__Exercise requirements__
Without the pictures, can you quote each line below exactly?

** Start Material for this exercise **

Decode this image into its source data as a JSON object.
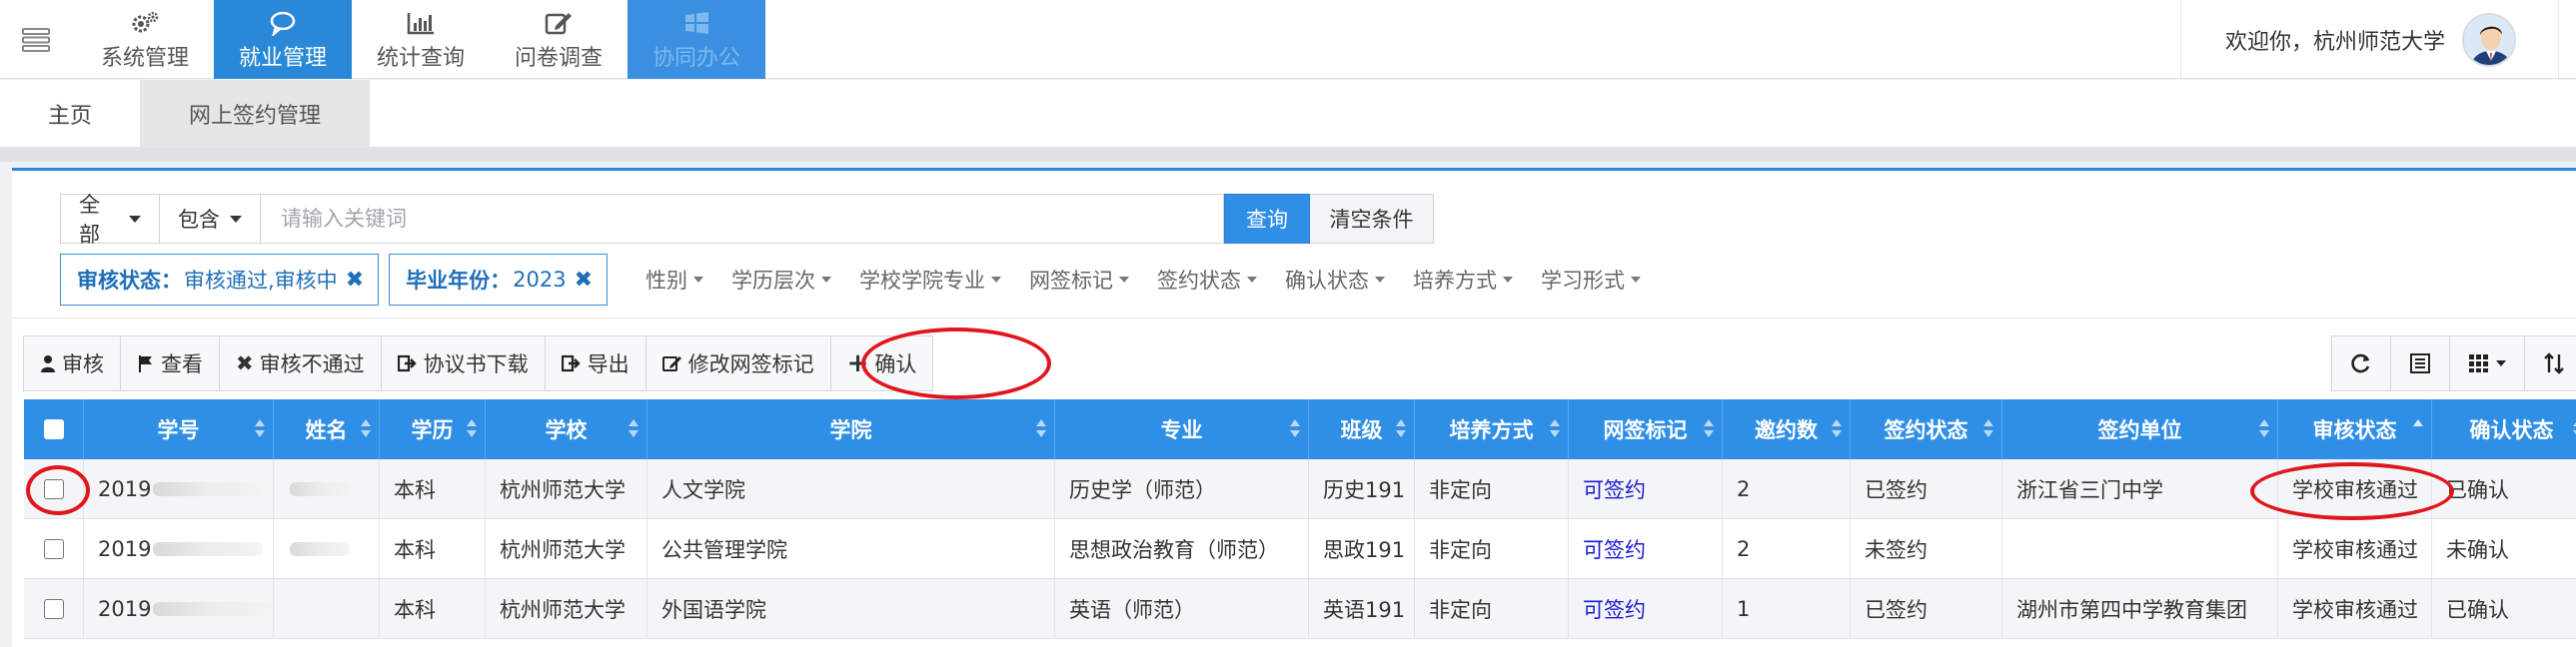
{
  "nav": {
    "items": [
      {
        "label": "系统管理",
        "icon": "gear-icon"
      },
      {
        "label": "就业管理",
        "icon": "chat-bubble-icon"
      },
      {
        "label": "统计查询",
        "icon": "bar-chart-icon"
      },
      {
        "label": "问卷调查",
        "icon": "edit-icon"
      },
      {
        "label": "协同办公",
        "icon": "windows-icon"
      }
    ],
    "active_index": 1
  },
  "user": {
    "welcome": "欢迎你，杭州师范大学"
  },
  "tabs": [
    {
      "label": "主页"
    },
    {
      "label": "网上签约管理"
    }
  ],
  "search": {
    "scope": "全部",
    "match": "包含",
    "placeholder": "请输入关键词",
    "query_label": "查询",
    "clear_label": "清空条件"
  },
  "active_filters": [
    {
      "key": "审核状态：",
      "value": "审核通过,审核中"
    },
    {
      "key": "毕业年份：",
      "value": "2023"
    }
  ],
  "filter_dropdowns": [
    "性别",
    "学历层次",
    "学校学院专业",
    "网签标记",
    "签约状态",
    "确认状态",
    "培养方式",
    "学习形式"
  ],
  "toolbar": {
    "buttons": [
      {
        "label": "审核",
        "icon": "user-icon"
      },
      {
        "label": "查看",
        "icon": "flag-icon"
      },
      {
        "label": "审核不通过",
        "icon": "close-icon"
      },
      {
        "label": "协议书下载",
        "icon": "download-icon"
      },
      {
        "label": "导出",
        "icon": "export-icon"
      },
      {
        "label": "修改网签标记",
        "icon": "edit-icon"
      },
      {
        "label": "确认",
        "icon": "plus-icon"
      }
    ],
    "right_icons": [
      "refresh-icon",
      "list-icon",
      "grid-icon",
      "sort-icon"
    ]
  },
  "table": {
    "columns": [
      "学号",
      "姓名",
      "学历",
      "学校",
      "学院",
      "专业",
      "班级",
      "培养方式",
      "网签标记",
      "邀约数",
      "签约状态",
      "签约单位",
      "审核状态",
      "确认状态"
    ],
    "rows": [
      {
        "student_id": "2019",
        "name": "",
        "degree": "本科",
        "school": "杭州师范大学",
        "college": "人文学院",
        "major": "历史学（师范）",
        "class": "历史191",
        "training": "非定向",
        "sign_mark": "可签约",
        "invites": "2",
        "sign_status": "已签约",
        "employer": "浙江省三门中学",
        "review_status": "学校审核通过",
        "confirm_status": "已确认"
      },
      {
        "student_id": "2019",
        "name": "",
        "degree": "本科",
        "school": "杭州师范大学",
        "college": "公共管理学院",
        "major": "思想政治教育（师范）",
        "class": "思政191",
        "training": "非定向",
        "sign_mark": "可签约",
        "invites": "2",
        "sign_status": "未签约",
        "employer": "",
        "review_status": "学校审核通过",
        "confirm_status": "未确认"
      },
      {
        "student_id": "2019",
        "name": "",
        "degree": "本科",
        "school": "杭州师范大学",
        "college": "外国语学院",
        "major": "英语（师范）",
        "class": "英语191",
        "training": "非定向",
        "sign_mark": "可签约",
        "invites": "1",
        "sign_status": "已签约",
        "employer": "湖州市第四中学教育集团",
        "review_status": "学校审核通过",
        "confirm_status": "已确认"
      }
    ]
  },
  "colors": {
    "primary": "#2f8ee5",
    "nav_active": "#2a88d8",
    "annotation": "#e0161c",
    "link": "#1a1ad6"
  }
}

** End Material for this exercise **

__Solution for this exercise__
Decode this image into its source data as a JSON object.
{
  "nav": {
    "items": [
      {
        "label": "系统管理",
        "icon": "gear-icon"
      },
      {
        "label": "就业管理",
        "icon": "chat-bubble-icon"
      },
      {
        "label": "统计查询",
        "icon": "bar-chart-icon"
      },
      {
        "label": "问卷调查",
        "icon": "edit-icon"
      },
      {
        "label": "协同办公",
        "icon": "windows-icon"
      }
    ],
    "active_index": 1
  },
  "user": {
    "welcome": "欢迎你，杭州师范大学"
  },
  "tabs": [
    {
      "label": "主页"
    },
    {
      "label": "网上签约管理"
    }
  ],
  "search": {
    "scope": "全部",
    "match": "包含",
    "placeholder": "请输入关键词",
    "query_label": "查询",
    "clear_label": "清空条件"
  },
  "active_filters": [
    {
      "key": "审核状态：",
      "value": "审核通过,审核中"
    },
    {
      "key": "毕业年份：",
      "value": "2023"
    }
  ],
  "filter_dropdowns": [
    "性别",
    "学历层次",
    "学校学院专业",
    "网签标记",
    "签约状态",
    "确认状态",
    "培养方式",
    "学习形式"
  ],
  "toolbar": {
    "buttons": [
      {
        "label": "审核",
        "icon": "user-icon"
      },
      {
        "label": "查看",
        "icon": "flag-icon"
      },
      {
        "label": "审核不通过",
        "icon": "close-icon"
      },
      {
        "label": "协议书下载",
        "icon": "download-icon"
      },
      {
        "label": "导出",
        "icon": "export-icon"
      },
      {
        "label": "修改网签标记",
        "icon": "edit-icon"
      },
      {
        "label": "确认",
        "icon": "plus-icon"
      }
    ],
    "right_icons": [
      "refresh-icon",
      "list-icon",
      "grid-icon",
      "sort-icon"
    ]
  },
  "table": {
    "columns": [
      "学号",
      "姓名",
      "学历",
      "学校",
      "学院",
      "专业",
      "班级",
      "培养方式",
      "网签标记",
      "邀约数",
      "签约状态",
      "签约单位",
      "审核状态",
      "确认状态"
    ],
    "rows": [
      {
        "student_id": "2019",
        "name": "",
        "degree": "本科",
        "school": "杭州师范大学",
        "college": "人文学院",
        "major": "历史学（师范）",
        "class": "历史191",
        "training": "非定向",
        "sign_mark": "可签约",
        "invites": "2",
        "sign_status": "已签约",
        "employer": "浙江省三门中学",
        "review_status": "学校审核通过",
        "confirm_status": "已确认"
      },
      {
        "student_id": "2019",
        "name": "",
        "degree": "本科",
        "school": "杭州师范大学",
        "college": "公共管理学院",
        "major": "思想政治教育（师范）",
        "class": "思政191",
        "training": "非定向",
        "sign_mark": "可签约",
        "invites": "2",
        "sign_status": "未签约",
        "employer": "",
        "review_status": "学校审核通过",
        "confirm_status": "未确认"
      },
      {
        "student_id": "2019",
        "name": "",
        "degree": "本科",
        "school": "杭州师范大学",
        "college": "外国语学院",
        "major": "英语（师范）",
        "class": "英语191",
        "training": "非定向",
        "sign_mark": "可签约",
        "invites": "1",
        "sign_status": "已签约",
        "employer": "湖州市第四中学教育集团",
        "review_status": "学校审核通过",
        "confirm_status": "已确认"
      }
    ]
  },
  "colors": {
    "primary": "#2f8ee5",
    "nav_active": "#2a88d8",
    "annotation": "#e0161c",
    "link": "#1a1ad6"
  }
}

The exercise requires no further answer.